» Records excerpted from a collection
====

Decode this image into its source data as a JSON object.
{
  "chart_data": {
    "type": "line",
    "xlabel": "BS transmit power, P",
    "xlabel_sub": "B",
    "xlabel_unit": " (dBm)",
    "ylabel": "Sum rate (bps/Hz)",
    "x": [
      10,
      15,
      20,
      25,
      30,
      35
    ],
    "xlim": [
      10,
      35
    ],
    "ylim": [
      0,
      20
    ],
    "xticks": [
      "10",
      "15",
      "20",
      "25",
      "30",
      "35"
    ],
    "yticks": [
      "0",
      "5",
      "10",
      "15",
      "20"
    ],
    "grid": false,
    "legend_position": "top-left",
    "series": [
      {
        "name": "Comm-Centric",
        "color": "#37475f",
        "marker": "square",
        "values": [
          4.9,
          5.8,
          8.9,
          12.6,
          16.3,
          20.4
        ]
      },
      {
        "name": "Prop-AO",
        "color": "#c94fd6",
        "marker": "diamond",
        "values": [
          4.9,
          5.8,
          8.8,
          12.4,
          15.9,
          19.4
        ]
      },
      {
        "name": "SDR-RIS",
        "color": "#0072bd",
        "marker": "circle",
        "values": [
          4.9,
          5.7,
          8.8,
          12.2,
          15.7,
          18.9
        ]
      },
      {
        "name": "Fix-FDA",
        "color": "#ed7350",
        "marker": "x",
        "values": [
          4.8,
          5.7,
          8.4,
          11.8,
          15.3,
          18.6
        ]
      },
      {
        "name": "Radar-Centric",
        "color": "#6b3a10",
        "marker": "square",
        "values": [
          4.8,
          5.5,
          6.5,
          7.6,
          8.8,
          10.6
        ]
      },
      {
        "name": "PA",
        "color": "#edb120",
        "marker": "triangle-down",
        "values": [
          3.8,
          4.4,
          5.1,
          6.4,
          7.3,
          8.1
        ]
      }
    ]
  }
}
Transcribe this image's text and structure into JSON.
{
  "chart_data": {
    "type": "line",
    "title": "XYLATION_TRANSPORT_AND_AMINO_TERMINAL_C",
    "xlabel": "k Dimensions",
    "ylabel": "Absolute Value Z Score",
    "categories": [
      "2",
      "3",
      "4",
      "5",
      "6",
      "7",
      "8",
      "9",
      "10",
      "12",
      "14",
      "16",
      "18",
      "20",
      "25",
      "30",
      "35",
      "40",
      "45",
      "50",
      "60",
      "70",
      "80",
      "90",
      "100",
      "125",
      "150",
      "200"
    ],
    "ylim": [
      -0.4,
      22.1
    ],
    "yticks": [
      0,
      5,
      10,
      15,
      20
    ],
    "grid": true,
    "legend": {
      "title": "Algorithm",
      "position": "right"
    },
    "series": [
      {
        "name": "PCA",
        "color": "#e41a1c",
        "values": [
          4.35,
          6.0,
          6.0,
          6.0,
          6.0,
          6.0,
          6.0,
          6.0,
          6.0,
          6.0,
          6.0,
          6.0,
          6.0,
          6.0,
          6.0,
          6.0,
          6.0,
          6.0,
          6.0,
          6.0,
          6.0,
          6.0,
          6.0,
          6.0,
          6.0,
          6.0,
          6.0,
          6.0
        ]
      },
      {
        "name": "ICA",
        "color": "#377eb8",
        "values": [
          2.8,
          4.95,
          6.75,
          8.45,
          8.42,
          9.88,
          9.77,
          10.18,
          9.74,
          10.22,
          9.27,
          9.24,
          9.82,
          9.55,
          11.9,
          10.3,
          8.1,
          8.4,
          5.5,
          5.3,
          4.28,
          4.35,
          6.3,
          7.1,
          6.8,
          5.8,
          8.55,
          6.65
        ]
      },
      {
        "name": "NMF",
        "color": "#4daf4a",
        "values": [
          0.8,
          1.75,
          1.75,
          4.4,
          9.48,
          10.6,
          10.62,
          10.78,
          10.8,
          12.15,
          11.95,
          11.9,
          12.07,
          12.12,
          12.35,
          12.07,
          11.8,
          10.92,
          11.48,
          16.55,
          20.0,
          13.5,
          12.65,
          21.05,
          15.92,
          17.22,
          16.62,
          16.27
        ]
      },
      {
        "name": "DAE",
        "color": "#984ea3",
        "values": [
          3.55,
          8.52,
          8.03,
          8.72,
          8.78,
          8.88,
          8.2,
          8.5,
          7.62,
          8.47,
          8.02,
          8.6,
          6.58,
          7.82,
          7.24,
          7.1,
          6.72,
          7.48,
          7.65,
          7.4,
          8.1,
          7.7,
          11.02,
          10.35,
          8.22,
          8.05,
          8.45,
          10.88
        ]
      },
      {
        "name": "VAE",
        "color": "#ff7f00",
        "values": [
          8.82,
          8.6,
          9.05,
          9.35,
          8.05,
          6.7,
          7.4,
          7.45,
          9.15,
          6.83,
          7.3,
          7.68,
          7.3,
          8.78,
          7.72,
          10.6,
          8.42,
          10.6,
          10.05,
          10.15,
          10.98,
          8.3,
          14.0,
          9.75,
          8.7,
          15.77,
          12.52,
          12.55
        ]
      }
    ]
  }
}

====

» Instructions to follow
Report the number of lines that include the string "title"; return nothing but the count.

» Worked answer
2